[Requirements] Which lines in the material below contain the word "System"? Copy each of them.

[Input data]

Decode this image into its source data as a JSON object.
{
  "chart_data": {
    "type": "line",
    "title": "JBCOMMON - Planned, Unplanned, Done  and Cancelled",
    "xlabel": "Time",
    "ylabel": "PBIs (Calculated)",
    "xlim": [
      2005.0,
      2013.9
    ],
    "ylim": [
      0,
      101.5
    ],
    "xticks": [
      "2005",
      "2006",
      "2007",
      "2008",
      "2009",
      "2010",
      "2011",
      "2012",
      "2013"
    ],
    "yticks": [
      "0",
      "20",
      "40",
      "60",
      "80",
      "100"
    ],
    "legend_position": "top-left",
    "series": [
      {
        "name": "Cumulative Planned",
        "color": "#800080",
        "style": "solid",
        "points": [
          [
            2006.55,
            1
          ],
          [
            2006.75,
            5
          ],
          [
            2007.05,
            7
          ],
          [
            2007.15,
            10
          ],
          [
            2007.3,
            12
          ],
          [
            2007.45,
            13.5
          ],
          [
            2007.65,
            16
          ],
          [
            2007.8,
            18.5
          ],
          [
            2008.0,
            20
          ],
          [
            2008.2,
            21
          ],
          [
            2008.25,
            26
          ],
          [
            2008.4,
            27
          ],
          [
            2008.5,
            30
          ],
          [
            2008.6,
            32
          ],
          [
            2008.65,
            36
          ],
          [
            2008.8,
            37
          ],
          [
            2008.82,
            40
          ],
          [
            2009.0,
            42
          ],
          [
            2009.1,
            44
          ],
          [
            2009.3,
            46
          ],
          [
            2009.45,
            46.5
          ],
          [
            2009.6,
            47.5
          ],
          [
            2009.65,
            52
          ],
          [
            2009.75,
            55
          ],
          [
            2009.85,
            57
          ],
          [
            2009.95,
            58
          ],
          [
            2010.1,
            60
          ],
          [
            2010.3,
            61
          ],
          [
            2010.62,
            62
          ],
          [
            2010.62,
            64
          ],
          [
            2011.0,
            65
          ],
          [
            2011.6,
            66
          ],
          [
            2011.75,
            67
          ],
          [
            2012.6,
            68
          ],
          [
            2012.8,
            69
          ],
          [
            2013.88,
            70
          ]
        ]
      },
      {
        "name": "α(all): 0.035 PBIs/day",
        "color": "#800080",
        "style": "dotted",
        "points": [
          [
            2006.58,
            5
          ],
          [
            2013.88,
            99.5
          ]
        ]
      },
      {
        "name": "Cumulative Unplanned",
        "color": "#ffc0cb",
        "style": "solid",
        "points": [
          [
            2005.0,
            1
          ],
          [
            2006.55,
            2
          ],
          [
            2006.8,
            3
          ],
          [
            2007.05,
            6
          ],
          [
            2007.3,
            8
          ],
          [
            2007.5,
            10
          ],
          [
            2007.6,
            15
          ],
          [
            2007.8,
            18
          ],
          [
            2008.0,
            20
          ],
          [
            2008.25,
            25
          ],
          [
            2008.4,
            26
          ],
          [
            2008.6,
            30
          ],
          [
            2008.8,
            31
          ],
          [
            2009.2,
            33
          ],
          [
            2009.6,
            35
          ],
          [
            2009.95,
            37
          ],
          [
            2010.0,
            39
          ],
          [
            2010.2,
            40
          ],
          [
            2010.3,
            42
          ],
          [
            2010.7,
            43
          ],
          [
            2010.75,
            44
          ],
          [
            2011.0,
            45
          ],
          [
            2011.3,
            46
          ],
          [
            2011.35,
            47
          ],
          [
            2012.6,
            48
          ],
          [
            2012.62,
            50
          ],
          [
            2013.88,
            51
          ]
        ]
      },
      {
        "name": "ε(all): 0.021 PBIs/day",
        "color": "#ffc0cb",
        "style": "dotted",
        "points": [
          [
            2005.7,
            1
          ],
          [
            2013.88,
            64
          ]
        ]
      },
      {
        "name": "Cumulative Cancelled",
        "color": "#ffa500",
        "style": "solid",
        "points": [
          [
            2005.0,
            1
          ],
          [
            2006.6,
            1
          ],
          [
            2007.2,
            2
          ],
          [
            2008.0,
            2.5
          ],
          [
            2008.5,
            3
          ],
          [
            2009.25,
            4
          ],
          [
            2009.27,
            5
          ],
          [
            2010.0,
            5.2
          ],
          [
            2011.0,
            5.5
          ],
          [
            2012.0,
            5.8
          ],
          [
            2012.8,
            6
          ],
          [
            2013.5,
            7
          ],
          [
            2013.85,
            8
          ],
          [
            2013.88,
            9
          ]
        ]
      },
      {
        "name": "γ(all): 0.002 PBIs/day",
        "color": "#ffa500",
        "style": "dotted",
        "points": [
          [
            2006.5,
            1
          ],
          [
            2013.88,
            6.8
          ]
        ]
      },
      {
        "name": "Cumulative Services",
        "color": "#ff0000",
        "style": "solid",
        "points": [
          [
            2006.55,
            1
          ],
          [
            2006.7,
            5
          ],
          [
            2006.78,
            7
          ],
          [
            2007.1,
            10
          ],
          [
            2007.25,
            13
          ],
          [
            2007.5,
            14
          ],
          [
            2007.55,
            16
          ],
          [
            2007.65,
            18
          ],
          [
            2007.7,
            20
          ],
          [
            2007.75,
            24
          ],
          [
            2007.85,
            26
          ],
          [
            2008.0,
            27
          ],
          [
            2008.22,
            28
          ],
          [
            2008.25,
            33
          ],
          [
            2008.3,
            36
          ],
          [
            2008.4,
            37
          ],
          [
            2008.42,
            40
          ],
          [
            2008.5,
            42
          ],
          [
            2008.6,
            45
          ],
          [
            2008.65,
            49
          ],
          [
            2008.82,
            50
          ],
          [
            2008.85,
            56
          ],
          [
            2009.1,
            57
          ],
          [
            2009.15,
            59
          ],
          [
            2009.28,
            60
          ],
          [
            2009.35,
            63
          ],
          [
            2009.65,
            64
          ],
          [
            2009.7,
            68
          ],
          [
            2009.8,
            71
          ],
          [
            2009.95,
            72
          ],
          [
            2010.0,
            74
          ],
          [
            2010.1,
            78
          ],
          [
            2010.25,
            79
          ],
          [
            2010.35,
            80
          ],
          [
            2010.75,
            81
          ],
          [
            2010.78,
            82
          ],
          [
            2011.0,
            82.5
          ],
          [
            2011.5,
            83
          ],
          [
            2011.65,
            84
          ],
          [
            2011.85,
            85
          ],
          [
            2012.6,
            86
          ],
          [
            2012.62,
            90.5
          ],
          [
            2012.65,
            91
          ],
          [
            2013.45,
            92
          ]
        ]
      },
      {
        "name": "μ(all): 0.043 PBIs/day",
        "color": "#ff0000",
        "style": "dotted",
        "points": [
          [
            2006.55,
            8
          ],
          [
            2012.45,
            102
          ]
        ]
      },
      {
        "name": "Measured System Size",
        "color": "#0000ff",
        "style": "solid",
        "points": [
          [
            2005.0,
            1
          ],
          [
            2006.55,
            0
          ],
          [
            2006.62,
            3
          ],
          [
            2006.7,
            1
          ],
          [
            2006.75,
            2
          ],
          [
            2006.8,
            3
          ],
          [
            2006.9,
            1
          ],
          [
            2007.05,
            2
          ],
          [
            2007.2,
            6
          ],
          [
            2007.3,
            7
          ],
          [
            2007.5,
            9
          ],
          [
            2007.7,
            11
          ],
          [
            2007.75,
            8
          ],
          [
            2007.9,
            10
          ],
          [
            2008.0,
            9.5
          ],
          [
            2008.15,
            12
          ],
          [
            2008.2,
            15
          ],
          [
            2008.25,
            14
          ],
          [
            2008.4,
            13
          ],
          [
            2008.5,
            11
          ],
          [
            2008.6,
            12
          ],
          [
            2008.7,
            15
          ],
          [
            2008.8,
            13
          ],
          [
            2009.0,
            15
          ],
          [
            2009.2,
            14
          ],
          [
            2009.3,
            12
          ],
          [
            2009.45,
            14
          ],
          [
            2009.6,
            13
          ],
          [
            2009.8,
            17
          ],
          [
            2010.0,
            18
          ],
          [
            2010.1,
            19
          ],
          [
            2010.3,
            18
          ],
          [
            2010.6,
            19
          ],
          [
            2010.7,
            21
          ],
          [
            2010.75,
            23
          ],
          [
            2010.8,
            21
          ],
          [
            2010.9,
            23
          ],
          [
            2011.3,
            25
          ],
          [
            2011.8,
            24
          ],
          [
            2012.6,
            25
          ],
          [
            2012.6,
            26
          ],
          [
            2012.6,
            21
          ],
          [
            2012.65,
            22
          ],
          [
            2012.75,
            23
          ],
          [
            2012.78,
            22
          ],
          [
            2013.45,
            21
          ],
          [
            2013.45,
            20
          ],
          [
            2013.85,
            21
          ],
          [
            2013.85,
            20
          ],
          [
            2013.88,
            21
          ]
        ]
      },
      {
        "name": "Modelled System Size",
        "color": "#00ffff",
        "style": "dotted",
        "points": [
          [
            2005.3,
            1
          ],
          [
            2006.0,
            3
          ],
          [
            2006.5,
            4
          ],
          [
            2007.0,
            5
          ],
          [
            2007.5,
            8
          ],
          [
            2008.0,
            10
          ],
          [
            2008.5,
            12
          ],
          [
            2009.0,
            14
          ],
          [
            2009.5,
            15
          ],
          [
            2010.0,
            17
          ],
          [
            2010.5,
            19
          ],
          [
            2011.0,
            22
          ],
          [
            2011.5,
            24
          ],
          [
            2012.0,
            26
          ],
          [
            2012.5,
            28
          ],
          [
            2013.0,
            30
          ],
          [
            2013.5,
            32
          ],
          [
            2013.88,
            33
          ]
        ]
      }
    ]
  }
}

[Solution to the exercise]
        "name": "Measured System Size",
        "name": "Modelled System Size",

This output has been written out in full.